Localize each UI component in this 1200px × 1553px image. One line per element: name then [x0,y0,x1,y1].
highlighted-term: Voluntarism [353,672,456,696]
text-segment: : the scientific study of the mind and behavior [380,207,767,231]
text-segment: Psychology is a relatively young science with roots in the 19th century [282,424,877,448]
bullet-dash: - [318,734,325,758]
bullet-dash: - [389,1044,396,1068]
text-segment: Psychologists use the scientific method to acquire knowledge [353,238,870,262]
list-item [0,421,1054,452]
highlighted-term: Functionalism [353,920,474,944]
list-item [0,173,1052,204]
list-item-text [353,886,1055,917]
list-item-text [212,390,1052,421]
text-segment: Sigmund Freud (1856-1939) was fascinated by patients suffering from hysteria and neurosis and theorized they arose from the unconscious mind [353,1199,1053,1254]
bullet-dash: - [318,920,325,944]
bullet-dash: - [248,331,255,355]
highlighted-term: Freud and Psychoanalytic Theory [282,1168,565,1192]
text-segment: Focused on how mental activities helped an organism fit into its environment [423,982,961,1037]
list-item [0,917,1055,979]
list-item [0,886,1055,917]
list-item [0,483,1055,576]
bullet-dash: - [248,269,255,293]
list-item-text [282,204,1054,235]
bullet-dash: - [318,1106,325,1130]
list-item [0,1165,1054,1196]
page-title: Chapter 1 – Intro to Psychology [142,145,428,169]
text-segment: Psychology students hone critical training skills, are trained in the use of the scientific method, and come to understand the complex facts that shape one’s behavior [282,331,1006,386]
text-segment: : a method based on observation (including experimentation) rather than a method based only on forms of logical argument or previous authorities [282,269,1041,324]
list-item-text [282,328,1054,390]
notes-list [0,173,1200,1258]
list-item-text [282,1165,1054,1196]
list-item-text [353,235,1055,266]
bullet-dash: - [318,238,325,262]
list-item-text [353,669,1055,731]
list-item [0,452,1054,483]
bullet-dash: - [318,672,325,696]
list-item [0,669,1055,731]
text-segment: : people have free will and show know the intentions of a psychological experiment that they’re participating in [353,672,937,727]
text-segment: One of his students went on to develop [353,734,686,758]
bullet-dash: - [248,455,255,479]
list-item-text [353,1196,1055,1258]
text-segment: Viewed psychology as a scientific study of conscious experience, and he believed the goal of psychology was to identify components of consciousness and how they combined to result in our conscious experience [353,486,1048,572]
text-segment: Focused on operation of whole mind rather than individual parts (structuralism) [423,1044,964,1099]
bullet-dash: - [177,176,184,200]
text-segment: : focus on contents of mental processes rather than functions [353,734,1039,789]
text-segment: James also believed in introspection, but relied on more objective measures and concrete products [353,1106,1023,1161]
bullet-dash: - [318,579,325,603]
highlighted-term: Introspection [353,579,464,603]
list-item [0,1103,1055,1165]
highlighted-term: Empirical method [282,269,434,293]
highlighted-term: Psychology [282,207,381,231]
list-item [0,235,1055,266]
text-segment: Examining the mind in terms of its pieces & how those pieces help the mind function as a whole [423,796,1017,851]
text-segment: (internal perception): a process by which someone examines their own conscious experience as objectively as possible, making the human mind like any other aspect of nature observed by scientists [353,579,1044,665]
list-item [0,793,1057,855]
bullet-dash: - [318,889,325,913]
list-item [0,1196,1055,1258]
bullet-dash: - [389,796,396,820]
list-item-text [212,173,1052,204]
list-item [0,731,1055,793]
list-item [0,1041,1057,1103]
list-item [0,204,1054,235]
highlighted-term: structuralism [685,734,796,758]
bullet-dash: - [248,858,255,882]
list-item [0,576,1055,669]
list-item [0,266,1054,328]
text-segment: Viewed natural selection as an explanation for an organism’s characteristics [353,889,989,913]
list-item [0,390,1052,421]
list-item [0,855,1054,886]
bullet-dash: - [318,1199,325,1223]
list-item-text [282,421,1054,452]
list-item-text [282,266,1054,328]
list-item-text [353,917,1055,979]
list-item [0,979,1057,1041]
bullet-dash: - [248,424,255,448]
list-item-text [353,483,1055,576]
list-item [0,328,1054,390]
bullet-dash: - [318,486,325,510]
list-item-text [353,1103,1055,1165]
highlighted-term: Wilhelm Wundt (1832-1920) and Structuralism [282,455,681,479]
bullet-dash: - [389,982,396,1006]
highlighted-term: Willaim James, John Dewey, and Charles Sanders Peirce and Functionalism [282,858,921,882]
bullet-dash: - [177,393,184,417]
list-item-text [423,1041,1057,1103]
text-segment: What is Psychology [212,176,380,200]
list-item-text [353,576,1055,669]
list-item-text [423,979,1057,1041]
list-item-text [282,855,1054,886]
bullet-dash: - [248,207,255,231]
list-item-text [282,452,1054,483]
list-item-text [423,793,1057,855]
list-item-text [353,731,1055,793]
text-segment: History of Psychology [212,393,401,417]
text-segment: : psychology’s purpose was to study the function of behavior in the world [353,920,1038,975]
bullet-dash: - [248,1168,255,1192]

::::

*TASK INSTRUCTIONS:*
Output the listing above in its entirety, exactly as given.

*SOLUTION:*
Localize each UI component in this 1200px × 1553px image. One line per element: name then [x0,y0,x1,y1].
highlighted-term: Voluntarism [353,672,456,696]
text-segment: : the scientific study of the mind and behavior [380,207,767,231]
text-segment: Psychology is a relatively young science with roots in the 19th century [282,424,877,448]
bullet-dash: - [318,734,325,758]
bullet-dash: - [389,1044,396,1068]
text-segment: Psychologists use the scientific method to acquire knowledge [353,238,870,262]
list-item [0,421,1054,452]
highlighted-term: Functionalism [353,920,474,944]
list-item [0,173,1052,204]
list-item-text [353,886,1055,917]
list-item-text [212,390,1052,421]
text-segment: Sigmund Freud (1856-1939) was fascinated by patients suffering from hysteria and neurosis and theorized they arose from the unconscious mind [353,1199,1053,1254]
bullet-dash: - [318,920,325,944]
bullet-dash: - [248,331,255,355]
highlighted-term: Freud and Psychoanalytic Theory [282,1168,565,1192]
text-segment: Focused on how mental activities helped an organism fit into its environment [423,982,961,1037]
list-item [0,917,1055,979]
list-item [0,886,1055,917]
list-item [0,483,1055,576]
bullet-dash: - [248,269,255,293]
list-item-text [282,204,1054,235]
bullet-dash: - [318,1106,325,1130]
list-item [0,1165,1054,1196]
page-title: Chapter 1 – Intro to Psychology [142,145,428,169]
text-segment: Psychology students hone critical training skills, are trained in the use of the scientific method, and come to understand the complex facts that shape one’s behavior [282,331,1006,386]
text-segment: : a method based on observation (including experimentation) rather than a method based only on forms of logical argument or previous authorities [282,269,1041,324]
list-item-text [282,328,1054,390]
notes-list [0,173,1200,1258]
list-item-text [282,1165,1054,1196]
list-item-text [353,235,1055,266]
bullet-dash: - [318,238,325,262]
list-item-text [353,669,1055,731]
list-item [0,452,1054,483]
bullet-dash: - [318,672,325,696]
list-item [0,669,1055,731]
text-segment: : people have free will and show know the intentions of a psychological experiment that they’re participating in [353,672,937,727]
text-segment: One of his students went on to develop [353,734,686,758]
bullet-dash: - [248,455,255,479]
list-item-text [353,1196,1055,1258]
text-segment: Viewed psychology as a scientific study of conscious experience, and he believed the goal of psychology was to identify components of consciousness and how they combined to result in our conscious experience [353,486,1048,572]
text-segment: Focused on operation of whole mind rather than individual parts (structuralism) [423,1044,964,1099]
bullet-dash: - [177,176,184,200]
text-segment: : focus on contents of mental processes rather than functions [353,734,1039,789]
text-segment: James also believed in introspection, but relied on more objective measures and concrete products [353,1106,1023,1161]
bullet-dash: - [318,579,325,603]
highlighted-term: Introspection [353,579,464,603]
list-item [0,1103,1055,1165]
highlighted-term: Empirical method [282,269,434,293]
highlighted-term: Psychology [282,207,381,231]
list-item [0,235,1055,266]
text-segment: Examining the mind in terms of its pieces & how those pieces help the mind function as a whole [423,796,1017,851]
text-segment: (internal perception): a process by which someone examines their own conscious experience as objectively as possible, making the human mind like any other aspect of nature observed by scientists [353,579,1044,665]
list-item [0,793,1057,855]
bullet-dash: - [318,889,325,913]
list-item [0,1196,1055,1258]
bullet-dash: - [389,796,396,820]
list-item-text [212,173,1052,204]
list-item [0,731,1055,793]
list-item [0,1041,1057,1103]
list-item [0,204,1054,235]
highlighted-term: structuralism [685,734,796,758]
bullet-dash: - [248,858,255,882]
list-item [0,576,1055,669]
list-item [0,266,1054,328]
text-segment: Viewed natural selection as an explanation for an organism’s characteristics [353,889,989,913]
list-item [0,390,1052,421]
list-item [0,855,1054,886]
bullet-dash: - [318,1199,325,1223]
list-item-text [282,421,1054,452]
list-item-text [282,266,1054,328]
list-item-text [353,917,1055,979]
list-item [0,979,1057,1041]
bullet-dash: - [248,424,255,448]
list-item-text [353,483,1055,576]
list-item [0,328,1054,390]
bullet-dash: - [318,486,325,510]
list-item-text [353,1103,1055,1165]
highlighted-term: Wilhelm Wundt (1832-1920) and Structuralism [282,455,681,479]
bullet-dash: - [389,982,396,1006]
highlighted-term: Willaim James, John Dewey, and Charles Sanders Peirce and Functionalism [282,858,921,882]
bullet-dash: - [177,393,184,417]
list-item-text [423,1041,1057,1103]
text-segment: What is Psychology [212,176,380,200]
list-item-text [353,576,1055,669]
list-item-text [423,979,1057,1041]
list-item-text [282,855,1054,886]
bullet-dash: - [248,207,255,231]
list-item-text [282,452,1054,483]
list-item-text [423,793,1057,855]
list-item-text [353,731,1055,793]
text-segment: History of Psychology [212,393,401,417]
text-segment: : psychology’s purpose was to study the function of behavior in the world [353,920,1038,975]
bullet-dash: - [248,1168,255,1192]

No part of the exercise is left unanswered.